待审文段:
新的先天性甲减致病基因EIF4B的识别及其致病分子机制的研究

Congenital hypothyroidism (CH), the most common neonatal metabolic disorder, is characterized by impaired neurodevelopment. The pathogenesis of CH is still a conundrum, although several candidate genes have been associated with CH, comprehensive screening of causative genes has been limited. In this study, to discover the causal variant(s)/gene(s) of CH, firstly we carried out the targeted resequencing for all exons and exon–intron boundaries of 21 previously reported CH causative genes in the total of 192 CH patients, and detected the biallelic mutations of 15 reported genes in 94 patients with CH. Then, we achieved the whole exome sequencing in the 98 CH patients with unknown causative genes and identified 22 candidate causative genes for CH. Secondly, we used zebrafish morpholino knockdown models to screen the five candidate causative genes with recurrent or compound heterozygous mutations and found that eif4ba/eif4bb knockdown zebrafish exhibited the phenotypes with lower heart rate and shorter body length and showed the increased tsh, tg, nkx2-1, and tpo expression level compared with controls, suggesting that eif4ba/eif4bb may play an important role in the aetiology of CH. Next, we will recruit additional patients with CH and perform the genetic screening for the 22 candidate causative genes of CH to prove these new CH causative genes. Thirdly, we are going to establish EIF4B knock-out models by CRISPR/Cas9 system in Nthy ori 3.1 thyroid cell lines, zebrafish and mice, in order to investigate the mechanism how EIF4B can cause thyroid dysgenesis or thyroid dyshormonogenesis and induce the pathogenesis of CH. Finally, we will presume the possible genetic model of EIF4B and undertake the epidemiological follow-up study for the clinical presentation, treatment and prognosis in the CH patients harboring EIF4B and DUOX2 mutations, providing theoretical basis for the precision medicine of CH. Taken together, this study can confirm that EIF4B is a causal gene of CH, thus uncovering fresh insights into the prevention and treatment of CH.

所给材料:
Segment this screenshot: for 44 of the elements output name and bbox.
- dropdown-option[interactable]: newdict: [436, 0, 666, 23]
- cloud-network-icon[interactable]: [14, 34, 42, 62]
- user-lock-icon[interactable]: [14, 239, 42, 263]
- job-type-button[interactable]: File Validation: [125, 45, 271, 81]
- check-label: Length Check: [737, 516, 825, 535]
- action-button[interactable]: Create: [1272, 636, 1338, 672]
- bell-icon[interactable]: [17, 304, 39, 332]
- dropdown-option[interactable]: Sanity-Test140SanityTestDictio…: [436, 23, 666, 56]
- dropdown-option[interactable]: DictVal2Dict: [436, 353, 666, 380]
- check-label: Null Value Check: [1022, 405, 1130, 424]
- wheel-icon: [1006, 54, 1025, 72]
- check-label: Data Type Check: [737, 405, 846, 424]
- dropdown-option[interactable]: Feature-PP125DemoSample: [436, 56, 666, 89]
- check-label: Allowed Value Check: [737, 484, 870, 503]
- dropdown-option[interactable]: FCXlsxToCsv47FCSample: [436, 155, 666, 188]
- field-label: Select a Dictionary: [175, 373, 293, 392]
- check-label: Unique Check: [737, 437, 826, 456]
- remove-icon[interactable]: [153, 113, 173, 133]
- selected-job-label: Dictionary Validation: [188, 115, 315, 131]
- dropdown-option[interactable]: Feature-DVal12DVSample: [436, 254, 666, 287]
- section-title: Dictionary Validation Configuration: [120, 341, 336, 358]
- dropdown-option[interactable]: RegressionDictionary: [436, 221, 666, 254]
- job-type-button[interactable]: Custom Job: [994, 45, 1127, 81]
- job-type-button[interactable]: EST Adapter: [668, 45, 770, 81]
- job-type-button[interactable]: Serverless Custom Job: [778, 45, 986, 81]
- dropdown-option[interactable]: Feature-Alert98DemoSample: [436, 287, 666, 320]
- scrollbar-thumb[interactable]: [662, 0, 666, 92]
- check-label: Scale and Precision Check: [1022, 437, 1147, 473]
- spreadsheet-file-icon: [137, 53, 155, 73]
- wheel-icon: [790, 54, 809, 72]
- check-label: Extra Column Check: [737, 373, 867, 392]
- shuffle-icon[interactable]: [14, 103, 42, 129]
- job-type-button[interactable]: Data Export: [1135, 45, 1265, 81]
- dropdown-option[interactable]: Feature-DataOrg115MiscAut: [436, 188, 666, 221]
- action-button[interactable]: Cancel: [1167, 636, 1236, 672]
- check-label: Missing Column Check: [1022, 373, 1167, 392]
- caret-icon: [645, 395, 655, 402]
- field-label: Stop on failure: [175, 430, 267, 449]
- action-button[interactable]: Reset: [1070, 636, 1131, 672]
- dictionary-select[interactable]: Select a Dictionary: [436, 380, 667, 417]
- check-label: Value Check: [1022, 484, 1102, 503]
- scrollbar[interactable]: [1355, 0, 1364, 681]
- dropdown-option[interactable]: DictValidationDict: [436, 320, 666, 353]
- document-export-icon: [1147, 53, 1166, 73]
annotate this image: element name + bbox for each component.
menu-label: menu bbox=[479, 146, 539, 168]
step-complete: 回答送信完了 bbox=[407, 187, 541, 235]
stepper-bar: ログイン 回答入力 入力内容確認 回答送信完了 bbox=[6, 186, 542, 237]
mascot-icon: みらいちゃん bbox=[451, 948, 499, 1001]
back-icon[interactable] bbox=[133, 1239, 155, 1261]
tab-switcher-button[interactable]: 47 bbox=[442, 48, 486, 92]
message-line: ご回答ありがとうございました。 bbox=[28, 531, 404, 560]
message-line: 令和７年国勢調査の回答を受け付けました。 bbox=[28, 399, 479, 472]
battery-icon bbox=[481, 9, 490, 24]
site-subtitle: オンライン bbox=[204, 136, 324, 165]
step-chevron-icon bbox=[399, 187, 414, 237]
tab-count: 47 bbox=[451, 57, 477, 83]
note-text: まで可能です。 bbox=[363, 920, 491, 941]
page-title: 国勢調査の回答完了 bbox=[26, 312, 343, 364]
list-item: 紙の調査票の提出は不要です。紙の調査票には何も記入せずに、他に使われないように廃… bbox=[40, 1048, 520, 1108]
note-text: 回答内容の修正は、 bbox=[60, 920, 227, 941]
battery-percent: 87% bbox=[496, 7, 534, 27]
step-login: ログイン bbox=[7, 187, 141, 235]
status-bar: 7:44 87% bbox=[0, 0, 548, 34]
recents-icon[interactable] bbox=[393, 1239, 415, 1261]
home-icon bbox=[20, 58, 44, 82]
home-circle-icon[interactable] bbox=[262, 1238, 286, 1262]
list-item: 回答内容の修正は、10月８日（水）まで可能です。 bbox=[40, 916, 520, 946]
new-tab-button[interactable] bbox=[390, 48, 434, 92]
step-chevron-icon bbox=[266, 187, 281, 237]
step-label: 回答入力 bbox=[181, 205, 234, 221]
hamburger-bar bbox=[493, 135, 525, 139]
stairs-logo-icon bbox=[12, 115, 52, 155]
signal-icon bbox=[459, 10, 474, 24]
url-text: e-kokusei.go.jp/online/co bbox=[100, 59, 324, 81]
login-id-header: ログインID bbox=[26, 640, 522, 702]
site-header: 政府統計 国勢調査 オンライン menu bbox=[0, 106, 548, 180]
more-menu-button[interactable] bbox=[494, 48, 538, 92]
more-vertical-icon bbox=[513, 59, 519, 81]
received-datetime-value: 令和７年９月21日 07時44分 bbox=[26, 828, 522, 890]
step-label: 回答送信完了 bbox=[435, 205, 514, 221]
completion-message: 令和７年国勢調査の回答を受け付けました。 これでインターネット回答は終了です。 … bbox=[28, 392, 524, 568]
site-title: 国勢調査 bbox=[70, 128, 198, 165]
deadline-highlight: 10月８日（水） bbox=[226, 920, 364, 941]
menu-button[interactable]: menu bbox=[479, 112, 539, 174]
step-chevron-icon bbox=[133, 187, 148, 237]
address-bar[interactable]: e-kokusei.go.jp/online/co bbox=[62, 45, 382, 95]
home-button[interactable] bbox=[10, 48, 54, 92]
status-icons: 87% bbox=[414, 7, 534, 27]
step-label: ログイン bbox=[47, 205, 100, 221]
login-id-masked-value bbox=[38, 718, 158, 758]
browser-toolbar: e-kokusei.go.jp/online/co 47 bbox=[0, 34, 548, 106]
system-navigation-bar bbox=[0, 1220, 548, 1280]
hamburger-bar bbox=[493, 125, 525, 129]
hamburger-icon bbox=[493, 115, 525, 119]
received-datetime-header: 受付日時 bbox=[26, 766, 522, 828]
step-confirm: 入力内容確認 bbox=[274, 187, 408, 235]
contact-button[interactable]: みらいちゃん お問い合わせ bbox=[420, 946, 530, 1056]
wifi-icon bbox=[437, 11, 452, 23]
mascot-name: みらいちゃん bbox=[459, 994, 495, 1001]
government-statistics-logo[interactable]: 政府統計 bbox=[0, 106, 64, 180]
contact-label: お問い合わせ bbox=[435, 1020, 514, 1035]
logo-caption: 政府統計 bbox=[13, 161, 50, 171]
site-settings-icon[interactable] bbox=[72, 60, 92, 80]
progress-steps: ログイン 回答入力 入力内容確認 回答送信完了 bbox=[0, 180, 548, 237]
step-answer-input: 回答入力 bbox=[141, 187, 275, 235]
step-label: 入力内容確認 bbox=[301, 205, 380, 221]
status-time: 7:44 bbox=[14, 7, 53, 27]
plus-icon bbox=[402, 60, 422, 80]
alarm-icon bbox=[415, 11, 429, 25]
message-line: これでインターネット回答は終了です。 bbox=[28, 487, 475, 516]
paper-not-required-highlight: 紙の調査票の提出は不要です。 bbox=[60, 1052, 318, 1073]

材料问题:
• A. 根据关于EIF4B与先天性甲减的摘要，回答以下问题：
(i) 靶向重测序覆盖了多少个既往报道的先天性甲减致病基因？
(ii) 全外显子测序共鉴定出多少个候选致病基因？
(iii) 研究计划在哪种甲状腺细胞系中建立EIF4B敲除模型？
• B. 请从关于EIF4B与先天性甲减的摘要最后一句之后接着续写。
这份列表是独立的材料，与文段内容无关。

参考答案:
• A.
(i) 21个
(ii) 22个
(iii) Nthy ori 3.1

• B.
先天性甲减（CH）是一种常见的严重影响儿童生长发育和智力的内分泌疾病。课题组收集192例CH样本，通过二代测序技术对已知的21个CH致病基因进行筛查，发现约一半的CH致病基因不明。对未知致病基因的患者进行全外显子组测序及信息生物学分析，识别了22个候选的CH致病基因；利用实验室建立的斑马鱼快速筛选体系，对其中的5个带有热点和复合杂合突变的候选基因进行筛查，发现EIF4B基因敲低引起甲减。在此基础上，本项目将通过CH人群遗传筛查，结合斑马鱼和小鼠等模式生物功能研究，证明EIF4B是否是CH的新的致病基因，并证明EIF4B导致CH的遗传模式；并通过体内外研究，明确EIF4B是否通过介导甲状腺发育不良或甲状腺激素合成障碍，进而引起CH的发生，阐明其导致甲减的分子机制；最后通过临床随访和对照研究，明确EIF4B基因突变导致的CH是否有其特殊的临床特点和转归，为CH的精准治疗提供科学依据。

该项目进展顺利，取得了一些新的成果，并产生了重要的可继续深入的研究的新的领域。通过对在未知基因致病的307例先天性甲减患者全外显子组测序数据的系列生物信息学分析，识别了一个新的先天性甲减的候选变异基因EIF4B，我们发现13例患者携带EIF4B的变异，其中1例携带EIF4B的复合杂合变异。接下来，我们通过构建敲除和敲低的斑马鱼模型均很好还原了甲减的表型，而小鼠的敲除模型表现为致死性的表型。进一步的分子生物学实验表明EIF4B可通过影响甲状腺激素合成和发育基因的表达进而参与甲减的发生。以上研究结果为这种基因变异的先天性甲减的治疗和预防提供精准和科学的依据。在该项目的资助下，已发表SCI收录论文15篇。